§ **EXERCISE**:
Transcribe every line exactly. Leave the pictures behind.

§ **RECORDED DATA**:

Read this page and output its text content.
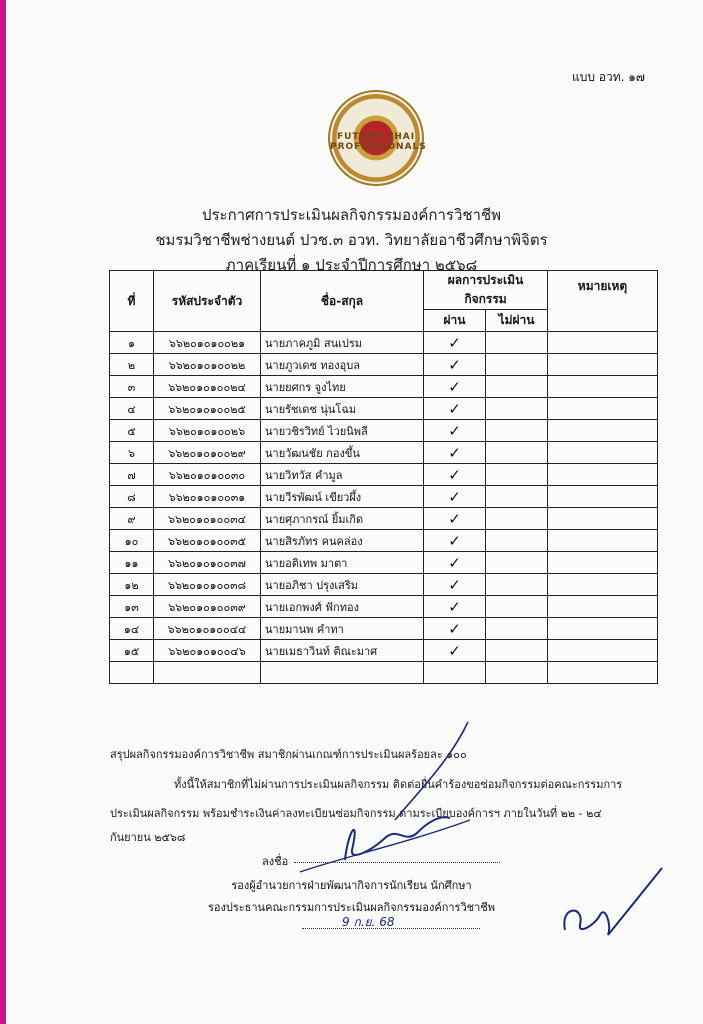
แบบ อวท. ๑๗
FUTURE THAI PROFESSIONALS
ประกาศการประเมินผลกิจกรรมองค์การวิชาชีพ
ชมรมวิชาชีพช่างยนต์ ปวช.๓ อวท. วิทยาลัยอาชีวศึกษาพิจิตร
ภาคเรียนที่ ๑ ประจำปีการศึกษา ๒๕๖๘
ที่	รหัสประจำตัว	ชื่อ-สกุล	ผลการประเมิน กิจกรรม		หมายเหตุ
			ผ่าน	ไม่ผ่าน	
๑	๖๖๒๐๑๐๑๐๐๒๑	นายภาคภูมิ สนเปรม	✓		
๒	๖๖๒๐๑๐๑๐๐๒๒	นายภูวเดช ทองอุบล	✓		
๓	๖๖๒๐๑๐๑๐๐๒๔	นายยศกร จูงไทย	✓		
๔	๖๖๒๐๑๐๑๐๐๒๕	นายรัชเดช นุ่นโฉม	✓		
๕	๖๖๒๐๑๐๑๐๐๒๖	นายวชิรวิทย์ ไวยนิพลี	✓		
๖	๖๖๒๐๑๐๑๐๐๒๙	นายวัฒนชัย กองขึ้น	✓		
๗	๖๖๒๐๑๐๑๐๐๓๐	นายวิทวัส คำมูล	✓		
๘	๖๖๒๐๑๐๑๐๐๓๑	นายวีรพัฒน์ เขียวผึ้ง	✓		
๙	๖๖๒๐๑๐๑๐๐๓๔	นายศุภากรณ์ ยิ้มเกิด	✓		
๑๐	๖๖๒๐๑๐๑๐๐๓๕	นายสิรภัทร คนคล่อง	✓		
๑๑	๖๖๒๐๑๐๑๐๐๓๗	นายอติเทพ มาตา	✓		
๑๒	๖๖๒๐๑๐๑๐๐๓๘	นายอภิชา ปรุงเสริม	✓		
๑๓	๖๖๒๐๑๐๑๐๐๓๙	นายเอกพงศ์ ฟักทอง	✓		
๑๔	๖๖๒๐๑๐๑๐๐๔๔	นายมานพ คำทา	✓		
๑๕	๖๖๒๐๑๐๑๐๐๔๖	นายเมธาวินท์ ติณะมาศ	✓		

สรุปผลกิจกรรมองค์การวิชาชีพ สมาชิกผ่านเกณฑ์การประเมินผลร้อยละ ๑๐๐
ทั้งนี้ให้สมาชิกที่ไม่ผ่านการประเมินผลกิจกรรม ติดต่อยื่นคำร้องขอซ่อมกิจกรรมต่อคณะกรรมการ
ประเมินผลกิจกรรม พร้อมชำระเงินค่าลงทะเบียนซ่อมกิจกรรม ตามระเบียบองค์การฯ ภายในวันที่ ๒๒ - ๒๔
กันยายน ๒๕๖๘
ลงชื่อ
รองผู้อำนวยการฝ่ายพัฒนากิจการนักเรียน นักศึกษา
รองประธานคณะกรรมการประเมินผลกิจกรรมองค์การวิชาชีพ
9 ก.ย. 68
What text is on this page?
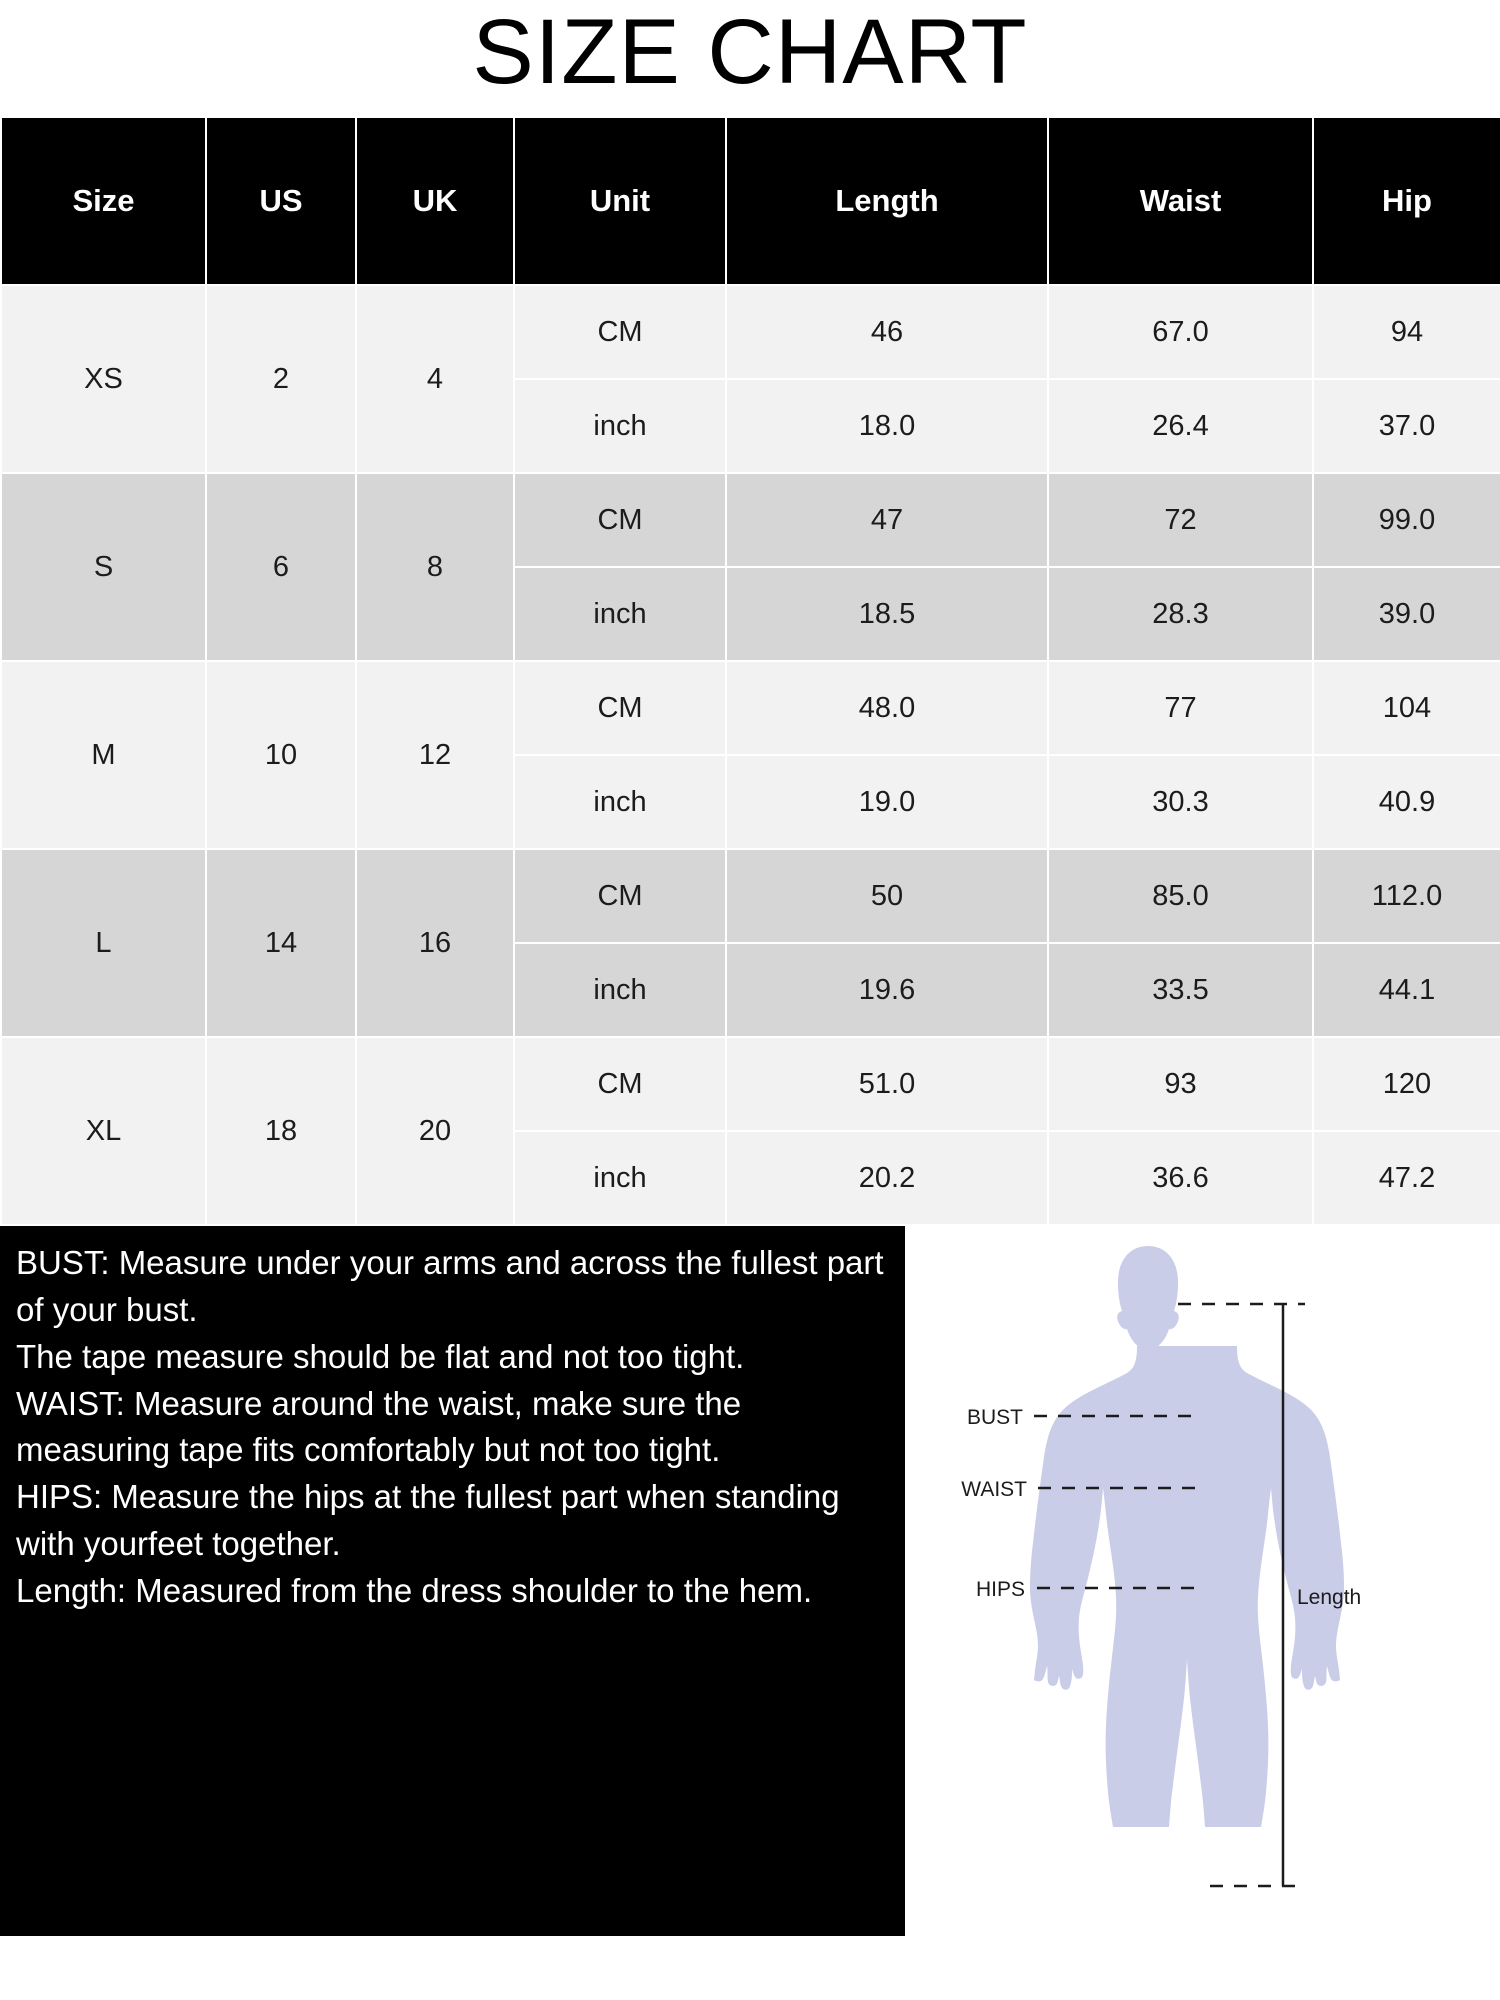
SIZE CHART
Size	US	UK	Unit	Length	Waist	Hip
XS	2	4	CM	46	67.0	94
			inch	18.0	26.4	37.0
S	6	8	CM	47	72	99.0
			inch	18.5	28.3	39.0
M	10	12	CM	48.0	77	104
			inch	19.0	30.3	40.9
L	14	16	CM	50	85.0	112.0
			inch	19.6	33.5	44.1
XL	18	20	CM	51.0	93	120
			inch	20.2	36.6	47.2

BUST: Measure under your arms and across the fullest part of your bust.

The tape measure should be flat and not too tight.

WAIST: Measure around the waist, make sure the measuring tape fits comfortably but not too tight.

HIPS: Measure the hips at the fullest part when standing with yourfeet together.

Length: Measured from the dress shoulder to the hem.

BUST
WAIST
HIPS	Length
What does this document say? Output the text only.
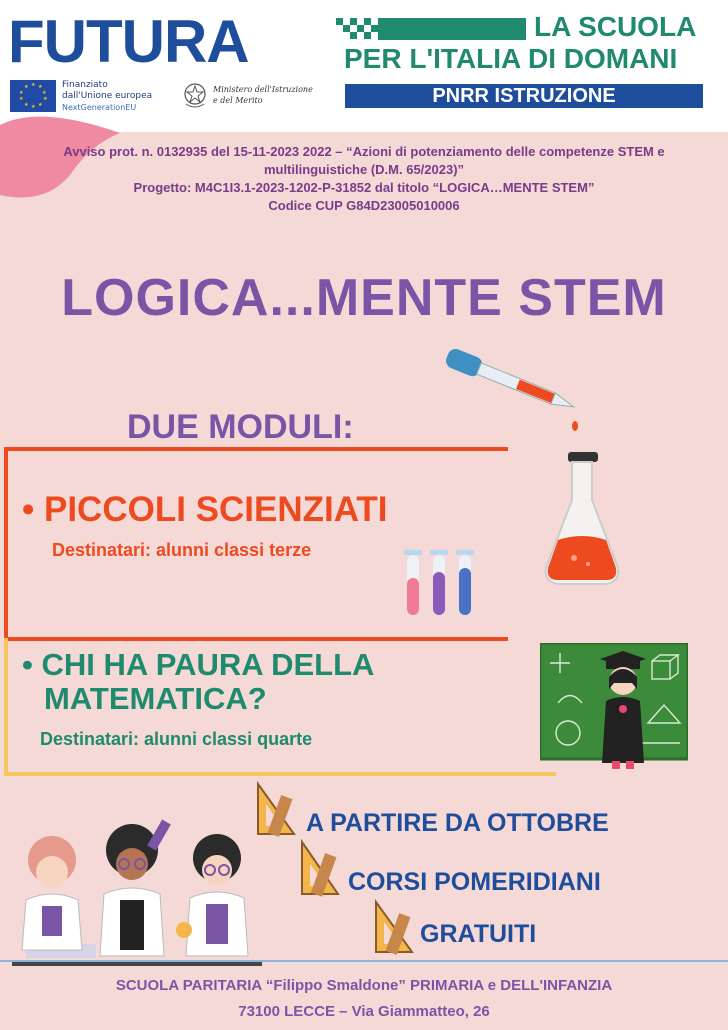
FUTURA
★ ★
★
★
★
★
★
★
★
★	Finanziato
dall'Unione europea
NextGenerationEU
Ministero dell'Istruzione
e del Merito
LA SCUOLA
PER L'ITALIA DI DOMANI
PNRR ISTRUZIONE
Avviso prot. n. 0132935 del 15-11-2023 2022 – “Azioni di potenziamento delle competenze STEM e
multilinguistiche (D.M. 65/2023)”
Progetto: M4C1I3.1-2023-1202-P-31852 dal titolo “LOGICA…MENTE STEM”
Codice CUP G84D23005010006
LOGICA...MENTE STEM
DUE MODULI:
• PICCOLI SCIENZIATI
Destinatari: alunni classi terze
• CHI HA PAURA DELLA
MATEMATICA?
Destinatari: alunni classi quarte
A PARTIRE DA OTTOBRE
CORSI POMERIDIANI
GRATUITI
SCUOLA PARITARIA “Filippo Smaldone” PRIMARIA e DELL'INFANZIA
73100 LECCE – Via Giammatteo, 26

§ **RESULT OF THIS EXERCISE**:
Read this page and output its text content.
แบบ อวท. ๑๗
FUTURE THAI PROFESSIONALS
ประกาศการประเมินผลกิจกรรมองค์การวิชาชีพ
ชมรมวิชาชีพช่างยนต์ ปวช.๓ อวท. วิทยาลัยอาชีวศึกษาพิจิตร
ภาคเรียนที่ ๑ ประจำปีการศึกษา ๒๕๖๘
ที่	รหัสประจำตัว	ชื่อ-สกุล	ผลการประเมิน กิจกรรม		หมายเหตุ
			ผ่าน	ไม่ผ่าน	
๑	๖๖๒๐๑๐๑๐๐๒๑	นายภาคภูมิ สนเปรม	✓		
๒	๖๖๒๐๑๐๑๐๐๒๒	นายภูวเดช ทองอุบล	✓		
๓	๖๖๒๐๑๐๑๐๐๒๔	นายยศกร จูงไทย	✓		
๔	๖๖๒๐๑๐๑๐๐๒๕	นายรัชเดช นุ่นโฉม	✓		
๕	๖๖๒๐๑๐๑๐๐๒๖	นายวชิรวิทย์ ไวยนิพลี	✓		
๖	๖๖๒๐๑๐๑๐๐๒๙	นายวัฒนชัย กองขึ้น	✓		
๗	๖๖๒๐๑๐๑๐๐๓๐	นายวิทวัส คำมูล	✓		
๘	๖๖๒๐๑๐๑๐๐๓๑	นายวีรพัฒน์ เขียวผึ้ง	✓		
๙	๖๖๒๐๑๐๑๐๐๓๔	นายศุภากรณ์ ยิ้มเกิด	✓		
๑๐	๖๖๒๐๑๐๑๐๐๓๕	นายสิรภัทร คนคล่อง	✓		
๑๑	๖๖๒๐๑๐๑๐๐๓๗	นายอติเทพ มาตา	✓		
๑๒	๖๖๒๐๑๐๑๐๐๓๘	นายอภิชา ปรุงเสริม	✓		
๑๓	๖๖๒๐๑๐๑๐๐๓๙	นายเอกพงศ์ ฟักทอง	✓		
๑๔	๖๖๒๐๑๐๑๐๐๔๔	นายมานพ คำทา	✓		
๑๕	๖๖๒๐๑๐๑๐๐๔๖	นายเมธาวินท์ ติณะมาศ	✓		

สรุปผลกิจกรรมองค์การวิชาชีพ สมาชิกผ่านเกณฑ์การประเมินผลร้อยละ ๑๐๐
ทั้งนี้ให้สมาชิกที่ไม่ผ่านการประเมินผลกิจกรรม ติดต่อยื่นคำร้องขอซ่อมกิจกรรมต่อคณะกรรมการ
ประเมินผลกิจกรรม พร้อมชำระเงินค่าลงทะเบียนซ่อมกิจกรรม ตามระเบียบองค์การฯ ภายในวันที่ ๒๒ - ๒๔
กันยายน ๒๕๖๘
ลงชื่อ
รองผู้อำนวยการฝ่ายพัฒนากิจการนักเรียน นักศึกษา
รองประธานคณะกรรมการประเมินผลกิจกรรมองค์การวิชาชีพ
9 ก.ย. 68
What text is on this page?
SIZE CHART
Size	US	UK	Unit	Length	Waist	Hip
XS	2	4	CM	46	67.0	94
			inch	18.0	26.4	37.0
S	6	8	CM	47	72	99.0
			inch	18.5	28.3	39.0
M	10	12	CM	48.0	77	104
			inch	19.0	30.3	40.9
L	14	16	CM	50	85.0	112.0
			inch	19.6	33.5	44.1
XL	18	20	CM	51.0	93	120
			inch	20.2	36.6	47.2

BUST: Measure under your arms and across the fullest part of your bust.

The tape measure should be flat and not too tight.

WAIST: Measure around the waist, make sure the measuring tape fits comfortably but not too tight.

HIPS: Measure the hips at the fullest part when standing with yourfeet together.

Length: Measured from the dress shoulder to the hem.

BUST
WAIST
HIPS	Length
What does this document say? Output the text only.
FUTURA
★ ★
★
★
★
★
★
★
★
★	Finanziato
dall'Unione europea
NextGenerationEU
Ministero dell'Istruzione
e del Merito
LA SCUOLA
PER L'ITALIA DI DOMANI
PNRR ISTRUZIONE
Avviso prot. n. 0132935 del 15-11-2023 2022 – “Azioni di potenziamento delle competenze STEM e
multilinguistiche (D.M. 65/2023)”
Progetto: M4C1I3.1-2023-1202-P-31852 dal titolo “LOGICA…MENTE STEM”
Codice CUP G84D23005010006
LOGICA...MENTE STEM
DUE MODULI:
• PICCOLI SCIENZIATI
Destinatari: alunni classi terze
• CHI HA PAURA DELLA
MATEMATICA?
Destinatari: alunni classi quarte
A PARTIRE DA OTTOBRE
CORSI POMERIDIANI
GRATUITI
SCUOLA PARITARIA “Filippo Smaldone” PRIMARIA e DELL'INFANZIA
73100 LECCE – Via Giammatteo, 26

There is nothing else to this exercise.